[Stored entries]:
===============
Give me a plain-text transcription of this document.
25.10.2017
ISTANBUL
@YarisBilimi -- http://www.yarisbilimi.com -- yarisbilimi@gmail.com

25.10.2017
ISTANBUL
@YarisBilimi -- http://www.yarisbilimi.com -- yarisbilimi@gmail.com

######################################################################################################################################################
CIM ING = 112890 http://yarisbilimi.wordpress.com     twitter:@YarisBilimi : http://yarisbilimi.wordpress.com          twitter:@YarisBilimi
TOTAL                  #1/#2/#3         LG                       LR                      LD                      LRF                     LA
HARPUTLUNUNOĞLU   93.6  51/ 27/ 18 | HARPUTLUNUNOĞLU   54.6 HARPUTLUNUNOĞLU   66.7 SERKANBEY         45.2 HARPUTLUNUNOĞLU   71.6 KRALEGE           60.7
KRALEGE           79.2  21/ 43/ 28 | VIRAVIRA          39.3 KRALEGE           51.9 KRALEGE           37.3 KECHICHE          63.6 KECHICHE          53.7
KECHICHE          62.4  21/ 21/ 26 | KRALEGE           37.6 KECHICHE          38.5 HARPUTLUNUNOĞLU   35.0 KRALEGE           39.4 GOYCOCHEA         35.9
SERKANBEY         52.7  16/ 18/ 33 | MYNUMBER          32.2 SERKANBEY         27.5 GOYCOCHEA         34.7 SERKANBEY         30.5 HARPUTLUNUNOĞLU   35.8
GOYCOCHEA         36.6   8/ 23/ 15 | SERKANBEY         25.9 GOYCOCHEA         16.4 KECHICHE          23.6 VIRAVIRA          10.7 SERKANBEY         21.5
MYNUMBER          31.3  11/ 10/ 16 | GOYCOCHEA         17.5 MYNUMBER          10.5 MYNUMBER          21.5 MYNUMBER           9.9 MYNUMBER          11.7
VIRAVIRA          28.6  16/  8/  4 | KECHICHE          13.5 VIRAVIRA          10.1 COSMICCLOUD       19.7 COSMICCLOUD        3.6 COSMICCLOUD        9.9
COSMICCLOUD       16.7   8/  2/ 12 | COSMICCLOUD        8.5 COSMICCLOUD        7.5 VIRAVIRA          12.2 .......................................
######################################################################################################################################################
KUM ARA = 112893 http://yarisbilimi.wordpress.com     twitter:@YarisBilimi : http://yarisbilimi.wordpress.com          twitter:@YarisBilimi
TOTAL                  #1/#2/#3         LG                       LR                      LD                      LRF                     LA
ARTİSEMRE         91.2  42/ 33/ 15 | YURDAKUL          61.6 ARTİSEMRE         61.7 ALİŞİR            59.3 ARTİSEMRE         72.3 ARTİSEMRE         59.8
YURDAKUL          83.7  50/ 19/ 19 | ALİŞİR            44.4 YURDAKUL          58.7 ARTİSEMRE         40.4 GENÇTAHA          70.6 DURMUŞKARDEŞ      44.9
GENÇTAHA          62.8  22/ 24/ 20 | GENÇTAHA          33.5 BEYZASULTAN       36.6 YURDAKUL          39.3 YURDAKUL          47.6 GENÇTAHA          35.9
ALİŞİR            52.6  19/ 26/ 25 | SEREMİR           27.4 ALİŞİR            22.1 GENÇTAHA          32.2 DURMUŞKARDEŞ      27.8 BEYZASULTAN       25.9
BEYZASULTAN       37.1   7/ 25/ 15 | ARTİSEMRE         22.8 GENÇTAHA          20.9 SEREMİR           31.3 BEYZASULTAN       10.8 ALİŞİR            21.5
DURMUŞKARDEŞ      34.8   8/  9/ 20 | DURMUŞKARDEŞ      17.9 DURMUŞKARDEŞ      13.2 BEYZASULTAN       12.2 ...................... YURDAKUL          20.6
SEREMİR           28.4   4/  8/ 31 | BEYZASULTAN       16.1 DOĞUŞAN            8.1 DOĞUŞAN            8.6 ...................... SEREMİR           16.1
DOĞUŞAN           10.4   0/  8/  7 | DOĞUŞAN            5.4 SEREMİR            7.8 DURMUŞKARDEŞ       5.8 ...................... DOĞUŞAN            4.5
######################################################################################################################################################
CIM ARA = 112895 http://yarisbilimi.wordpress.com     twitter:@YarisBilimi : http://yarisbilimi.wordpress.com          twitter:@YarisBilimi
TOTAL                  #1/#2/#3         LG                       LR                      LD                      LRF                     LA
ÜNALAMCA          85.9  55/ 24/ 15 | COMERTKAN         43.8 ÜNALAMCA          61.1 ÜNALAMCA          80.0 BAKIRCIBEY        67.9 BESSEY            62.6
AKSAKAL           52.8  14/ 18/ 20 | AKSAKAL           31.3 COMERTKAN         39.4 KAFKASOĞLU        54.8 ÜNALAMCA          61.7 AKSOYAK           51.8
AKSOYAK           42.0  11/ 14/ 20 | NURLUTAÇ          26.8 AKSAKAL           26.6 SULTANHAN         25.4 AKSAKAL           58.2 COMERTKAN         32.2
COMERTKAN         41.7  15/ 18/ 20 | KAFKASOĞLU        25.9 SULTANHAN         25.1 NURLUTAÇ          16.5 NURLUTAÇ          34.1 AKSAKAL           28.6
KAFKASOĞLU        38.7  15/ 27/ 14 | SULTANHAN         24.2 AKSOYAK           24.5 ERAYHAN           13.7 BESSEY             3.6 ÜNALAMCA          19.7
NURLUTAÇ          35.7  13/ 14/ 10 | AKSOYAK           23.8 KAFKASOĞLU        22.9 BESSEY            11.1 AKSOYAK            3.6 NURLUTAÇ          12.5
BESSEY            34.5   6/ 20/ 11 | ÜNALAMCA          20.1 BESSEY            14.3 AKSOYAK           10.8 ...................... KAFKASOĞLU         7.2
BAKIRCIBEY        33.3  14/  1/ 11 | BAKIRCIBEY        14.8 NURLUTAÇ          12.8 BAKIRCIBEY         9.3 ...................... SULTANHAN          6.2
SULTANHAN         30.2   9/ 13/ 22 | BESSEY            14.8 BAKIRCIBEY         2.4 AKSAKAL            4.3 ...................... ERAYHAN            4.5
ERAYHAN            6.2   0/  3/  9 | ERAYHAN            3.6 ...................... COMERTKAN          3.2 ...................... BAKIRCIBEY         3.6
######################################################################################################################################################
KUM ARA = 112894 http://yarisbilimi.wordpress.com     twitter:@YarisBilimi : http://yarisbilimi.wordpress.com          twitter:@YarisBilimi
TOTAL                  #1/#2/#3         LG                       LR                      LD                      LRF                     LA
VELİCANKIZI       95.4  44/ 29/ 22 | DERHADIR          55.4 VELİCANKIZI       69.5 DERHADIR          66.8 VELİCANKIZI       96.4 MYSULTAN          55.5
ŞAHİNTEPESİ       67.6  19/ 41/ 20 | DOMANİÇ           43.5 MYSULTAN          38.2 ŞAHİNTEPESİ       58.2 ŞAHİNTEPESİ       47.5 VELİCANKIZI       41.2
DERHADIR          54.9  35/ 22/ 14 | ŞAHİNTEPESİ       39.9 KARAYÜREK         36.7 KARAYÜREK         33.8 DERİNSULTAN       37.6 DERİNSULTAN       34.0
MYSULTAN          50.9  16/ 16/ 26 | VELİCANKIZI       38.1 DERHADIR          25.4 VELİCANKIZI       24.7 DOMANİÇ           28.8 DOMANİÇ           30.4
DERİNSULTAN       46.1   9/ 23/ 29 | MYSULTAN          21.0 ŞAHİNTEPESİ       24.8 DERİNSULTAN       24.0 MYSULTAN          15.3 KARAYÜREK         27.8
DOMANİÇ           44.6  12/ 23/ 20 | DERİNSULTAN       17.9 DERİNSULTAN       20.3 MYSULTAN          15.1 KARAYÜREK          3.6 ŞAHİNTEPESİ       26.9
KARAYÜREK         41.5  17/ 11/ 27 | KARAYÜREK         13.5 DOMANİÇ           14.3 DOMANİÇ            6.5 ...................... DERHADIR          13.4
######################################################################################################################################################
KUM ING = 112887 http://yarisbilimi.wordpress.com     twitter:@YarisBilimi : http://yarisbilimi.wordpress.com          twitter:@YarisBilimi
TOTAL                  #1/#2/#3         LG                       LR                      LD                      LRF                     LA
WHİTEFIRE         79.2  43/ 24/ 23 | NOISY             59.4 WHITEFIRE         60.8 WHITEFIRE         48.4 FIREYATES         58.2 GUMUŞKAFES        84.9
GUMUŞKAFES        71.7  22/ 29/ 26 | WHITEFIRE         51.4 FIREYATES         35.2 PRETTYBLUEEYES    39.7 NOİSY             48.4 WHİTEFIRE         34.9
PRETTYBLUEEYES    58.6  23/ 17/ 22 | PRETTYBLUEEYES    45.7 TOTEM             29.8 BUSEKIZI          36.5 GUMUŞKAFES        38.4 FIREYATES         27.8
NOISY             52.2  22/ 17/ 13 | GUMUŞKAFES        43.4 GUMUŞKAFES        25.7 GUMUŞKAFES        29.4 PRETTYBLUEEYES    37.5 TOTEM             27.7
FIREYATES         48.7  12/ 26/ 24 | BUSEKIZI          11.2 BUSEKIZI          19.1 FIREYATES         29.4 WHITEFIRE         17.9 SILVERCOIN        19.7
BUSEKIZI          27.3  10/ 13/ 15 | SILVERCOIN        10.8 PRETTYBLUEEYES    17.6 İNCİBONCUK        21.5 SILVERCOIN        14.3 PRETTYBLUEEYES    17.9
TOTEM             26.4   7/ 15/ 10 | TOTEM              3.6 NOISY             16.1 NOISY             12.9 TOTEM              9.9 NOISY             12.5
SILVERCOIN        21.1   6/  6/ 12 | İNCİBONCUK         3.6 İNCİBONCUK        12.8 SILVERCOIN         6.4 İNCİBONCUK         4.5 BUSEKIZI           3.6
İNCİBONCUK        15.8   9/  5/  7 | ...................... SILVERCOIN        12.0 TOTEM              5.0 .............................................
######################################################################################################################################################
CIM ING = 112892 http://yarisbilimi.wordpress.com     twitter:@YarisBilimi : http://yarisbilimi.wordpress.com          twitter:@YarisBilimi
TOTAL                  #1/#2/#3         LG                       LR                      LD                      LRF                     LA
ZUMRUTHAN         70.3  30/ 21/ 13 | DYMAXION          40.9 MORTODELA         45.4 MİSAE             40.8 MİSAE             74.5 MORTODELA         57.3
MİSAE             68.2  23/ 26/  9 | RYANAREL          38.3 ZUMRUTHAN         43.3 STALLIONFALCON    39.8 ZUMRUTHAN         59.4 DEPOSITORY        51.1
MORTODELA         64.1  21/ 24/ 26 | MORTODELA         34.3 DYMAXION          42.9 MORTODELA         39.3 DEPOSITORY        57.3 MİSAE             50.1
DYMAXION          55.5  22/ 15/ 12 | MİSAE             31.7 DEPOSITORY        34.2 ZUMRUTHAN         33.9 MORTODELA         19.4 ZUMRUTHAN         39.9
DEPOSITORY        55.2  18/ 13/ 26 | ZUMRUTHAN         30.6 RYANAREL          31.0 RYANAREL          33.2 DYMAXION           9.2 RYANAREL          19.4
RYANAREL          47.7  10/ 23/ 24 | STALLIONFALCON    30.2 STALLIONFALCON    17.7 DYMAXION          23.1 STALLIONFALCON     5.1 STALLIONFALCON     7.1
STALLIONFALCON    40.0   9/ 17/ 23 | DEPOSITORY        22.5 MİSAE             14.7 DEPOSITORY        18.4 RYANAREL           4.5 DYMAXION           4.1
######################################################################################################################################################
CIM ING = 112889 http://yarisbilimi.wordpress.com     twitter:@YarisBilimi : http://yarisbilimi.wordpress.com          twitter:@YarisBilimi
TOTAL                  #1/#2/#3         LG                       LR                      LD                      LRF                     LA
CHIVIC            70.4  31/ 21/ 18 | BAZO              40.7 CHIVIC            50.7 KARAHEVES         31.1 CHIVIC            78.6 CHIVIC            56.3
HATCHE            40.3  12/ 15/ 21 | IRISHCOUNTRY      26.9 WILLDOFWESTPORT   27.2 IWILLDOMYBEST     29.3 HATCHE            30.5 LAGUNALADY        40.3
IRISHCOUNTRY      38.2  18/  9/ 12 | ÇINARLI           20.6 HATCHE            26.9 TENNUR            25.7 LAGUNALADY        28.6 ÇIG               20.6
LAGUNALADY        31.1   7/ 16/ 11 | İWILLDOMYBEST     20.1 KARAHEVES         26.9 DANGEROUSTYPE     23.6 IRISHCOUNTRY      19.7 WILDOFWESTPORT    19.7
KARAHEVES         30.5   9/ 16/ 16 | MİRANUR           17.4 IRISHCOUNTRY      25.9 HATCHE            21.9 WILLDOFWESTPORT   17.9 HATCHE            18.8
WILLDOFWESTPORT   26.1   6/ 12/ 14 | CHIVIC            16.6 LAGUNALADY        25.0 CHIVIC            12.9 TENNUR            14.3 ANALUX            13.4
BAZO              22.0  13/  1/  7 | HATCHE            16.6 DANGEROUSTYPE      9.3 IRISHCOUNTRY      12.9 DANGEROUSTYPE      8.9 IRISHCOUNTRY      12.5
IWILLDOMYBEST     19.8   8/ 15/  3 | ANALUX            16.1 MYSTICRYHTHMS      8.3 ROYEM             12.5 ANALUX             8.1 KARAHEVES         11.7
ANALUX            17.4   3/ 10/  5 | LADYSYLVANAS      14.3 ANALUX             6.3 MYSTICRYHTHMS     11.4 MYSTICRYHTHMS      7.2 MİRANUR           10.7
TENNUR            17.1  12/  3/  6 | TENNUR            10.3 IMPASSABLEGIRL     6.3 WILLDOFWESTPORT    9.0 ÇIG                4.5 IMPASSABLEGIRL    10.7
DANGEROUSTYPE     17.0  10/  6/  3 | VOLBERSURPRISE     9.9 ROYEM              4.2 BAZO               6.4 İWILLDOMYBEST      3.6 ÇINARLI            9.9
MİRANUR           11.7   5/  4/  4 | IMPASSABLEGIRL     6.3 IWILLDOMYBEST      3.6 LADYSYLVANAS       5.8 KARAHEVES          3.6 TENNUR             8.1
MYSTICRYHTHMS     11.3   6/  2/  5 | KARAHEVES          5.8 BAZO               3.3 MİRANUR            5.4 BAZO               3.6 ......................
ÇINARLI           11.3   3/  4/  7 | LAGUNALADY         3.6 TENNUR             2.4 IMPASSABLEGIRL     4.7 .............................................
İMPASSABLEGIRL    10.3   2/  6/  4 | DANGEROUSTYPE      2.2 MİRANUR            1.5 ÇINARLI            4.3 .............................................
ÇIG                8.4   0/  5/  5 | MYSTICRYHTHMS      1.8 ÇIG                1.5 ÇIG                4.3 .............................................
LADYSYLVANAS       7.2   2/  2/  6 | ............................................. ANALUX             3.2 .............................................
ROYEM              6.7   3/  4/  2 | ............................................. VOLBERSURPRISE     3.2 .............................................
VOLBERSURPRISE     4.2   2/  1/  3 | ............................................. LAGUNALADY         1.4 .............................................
===============
[Short task]:
Locate the lines above that hold the word "COSMICCLOUD". Show every one of them.

[Final answer]:
VIRAVIRA          28.6  16/  8/  4 | KECHICHE          13.5 VIRAVIRA          10.1 COSMICCLOUD       19.7 COSMICCLOUD        3.6 COSMICCLOUD        9.9
COSMICCLOUD       16.7   8/  2/ 12 | COSMICCLOUD        8.5 COSMICCLOUD        7.5 VIRAVIRA          12.2 .......................................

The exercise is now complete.